§ **AIM**: Print all the data, keeping every line exactly as it is.

* Start ROWS *

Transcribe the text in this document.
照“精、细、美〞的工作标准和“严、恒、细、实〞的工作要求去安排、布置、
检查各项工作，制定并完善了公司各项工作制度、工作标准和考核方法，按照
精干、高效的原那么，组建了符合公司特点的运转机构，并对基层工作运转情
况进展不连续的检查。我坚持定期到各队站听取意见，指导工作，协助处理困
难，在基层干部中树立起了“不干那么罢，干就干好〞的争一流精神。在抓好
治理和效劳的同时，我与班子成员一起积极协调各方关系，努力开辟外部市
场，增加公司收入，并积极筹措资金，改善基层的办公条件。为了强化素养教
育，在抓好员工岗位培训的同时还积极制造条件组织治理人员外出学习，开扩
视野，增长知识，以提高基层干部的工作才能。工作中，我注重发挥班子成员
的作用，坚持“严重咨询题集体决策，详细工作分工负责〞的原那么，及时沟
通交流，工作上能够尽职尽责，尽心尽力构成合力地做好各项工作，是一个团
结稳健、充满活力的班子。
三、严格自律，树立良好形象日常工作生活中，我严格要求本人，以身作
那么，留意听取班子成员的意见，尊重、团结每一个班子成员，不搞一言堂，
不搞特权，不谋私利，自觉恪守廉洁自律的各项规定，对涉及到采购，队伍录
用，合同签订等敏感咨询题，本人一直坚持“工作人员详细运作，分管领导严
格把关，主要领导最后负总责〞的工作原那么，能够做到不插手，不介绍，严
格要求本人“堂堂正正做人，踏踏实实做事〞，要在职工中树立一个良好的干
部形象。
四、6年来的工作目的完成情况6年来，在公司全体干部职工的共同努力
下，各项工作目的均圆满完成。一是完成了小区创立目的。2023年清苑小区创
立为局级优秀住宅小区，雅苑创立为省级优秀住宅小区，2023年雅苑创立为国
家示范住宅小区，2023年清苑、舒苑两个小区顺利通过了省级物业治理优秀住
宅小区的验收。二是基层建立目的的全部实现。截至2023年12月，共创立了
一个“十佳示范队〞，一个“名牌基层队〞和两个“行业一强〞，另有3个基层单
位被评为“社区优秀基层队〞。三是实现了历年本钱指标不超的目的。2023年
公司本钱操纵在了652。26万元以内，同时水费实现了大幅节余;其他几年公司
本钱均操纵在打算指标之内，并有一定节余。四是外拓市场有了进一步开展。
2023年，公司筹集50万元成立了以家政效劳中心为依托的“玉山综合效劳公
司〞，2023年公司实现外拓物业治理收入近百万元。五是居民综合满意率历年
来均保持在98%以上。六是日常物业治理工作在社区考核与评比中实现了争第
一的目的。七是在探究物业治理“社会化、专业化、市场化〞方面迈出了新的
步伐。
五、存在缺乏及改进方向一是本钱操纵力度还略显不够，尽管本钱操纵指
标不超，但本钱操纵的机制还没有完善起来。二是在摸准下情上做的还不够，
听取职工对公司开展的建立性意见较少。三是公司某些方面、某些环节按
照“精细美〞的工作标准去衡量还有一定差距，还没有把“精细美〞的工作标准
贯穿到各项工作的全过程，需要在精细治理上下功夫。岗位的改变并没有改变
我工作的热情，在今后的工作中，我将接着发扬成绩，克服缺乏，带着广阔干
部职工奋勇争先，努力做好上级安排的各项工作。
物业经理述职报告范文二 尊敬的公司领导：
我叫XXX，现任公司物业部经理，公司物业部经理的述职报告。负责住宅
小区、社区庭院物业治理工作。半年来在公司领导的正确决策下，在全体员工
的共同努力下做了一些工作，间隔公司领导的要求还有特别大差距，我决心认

* End ROWS *

§ **FINAL ANSWER**:
Transcribe the text in this document.
照“精、细、美〞的工作标准和“严、恒、细、实〞的工作要求去安排、布置、
检查各项工作，制定并完善了公司各项工作制度、工作标准和考核方法，按照
精干、高效的原那么，组建了符合公司特点的运转机构，并对基层工作运转情
况进展不连续的检查。我坚持定期到各队站听取意见，指导工作，协助处理困
难，在基层干部中树立起了“不干那么罢，干就干好〞的争一流精神。在抓好
治理和效劳的同时，我与班子成员一起积极协调各方关系，努力开辟外部市
场，增加公司收入，并积极筹措资金，改善基层的办公条件。为了强化素养教
育，在抓好员工岗位培训的同时还积极制造条件组织治理人员外出学习，开扩
视野，增长知识，以提高基层干部的工作才能。工作中，我注重发挥班子成员
的作用，坚持“严重咨询题集体决策，详细工作分工负责〞的原那么，及时沟
通交流，工作上能够尽职尽责，尽心尽力构成合力地做好各项工作，是一个团
结稳健、充满活力的班子。
三、严格自律，树立良好形象日常工作生活中，我严格要求本人，以身作
那么，留意听取班子成员的意见，尊重、团结每一个班子成员，不搞一言堂，
不搞特权，不谋私利，自觉恪守廉洁自律的各项规定，对涉及到采购，队伍录
用，合同签订等敏感咨询题，本人一直坚持“工作人员详细运作，分管领导严
格把关，主要领导最后负总责〞的工作原那么，能够做到不插手，不介绍，严
格要求本人“堂堂正正做人，踏踏实实做事〞，要在职工中树立一个良好的干
部形象。
四、6年来的工作目的完成情况6年来，在公司全体干部职工的共同努力
下，各项工作目的均圆满完成。一是完成了小区创立目的。2023年清苑小区创
立为局级优秀住宅小区，雅苑创立为省级优秀住宅小区，2023年雅苑创立为国
家示范住宅小区，2023年清苑、舒苑两个小区顺利通过了省级物业治理优秀住
宅小区的验收。二是基层建立目的的全部实现。截至2023年12月，共创立了
一个“十佳示范队〞，一个“名牌基层队〞和两个“行业一强〞，另有3个基层单
位被评为“社区优秀基层队〞。三是实现了历年本钱指标不超的目的。2023年
公司本钱操纵在了652。26万元以内，同时水费实现了大幅节余;其他几年公司
本钱均操纵在打算指标之内，并有一定节余。四是外拓市场有了进一步开展。
2023年，公司筹集50万元成立了以家政效劳中心为依托的“玉山综合效劳公
司〞，2023年公司实现外拓物业治理收入近百万元。五是居民综合满意率历年
来均保持在98%以上。六是日常物业治理工作在社区考核与评比中实现了争第
一的目的。七是在探究物业治理“社会化、专业化、市场化〞方面迈出了新的
步伐。
五、存在缺乏及改进方向一是本钱操纵力度还略显不够，尽管本钱操纵指
标不超，但本钱操纵的机制还没有完善起来。二是在摸准下情上做的还不够，
听取职工对公司开展的建立性意见较少。三是公司某些方面、某些环节按
照“精细美〞的工作标准去衡量还有一定差距，还没有把“精细美〞的工作标准
贯穿到各项工作的全过程，需要在精细治理上下功夫。岗位的改变并没有改变
我工作的热情，在今后的工作中，我将接着发扬成绩，克服缺乏，带着广阔干
部职工奋勇争先，努力做好上级安排的各项工作。
物业经理述职报告范文二 尊敬的公司领导：
我叫XXX，现任公司物业部经理，公司物业部经理的述职报告。负责住宅
小区、社区庭院物业治理工作。半年来在公司领导的正确决策下，在全体员工
的共同努力下做了一些工作，间隔公司领导的要求还有特别大差距，我决心认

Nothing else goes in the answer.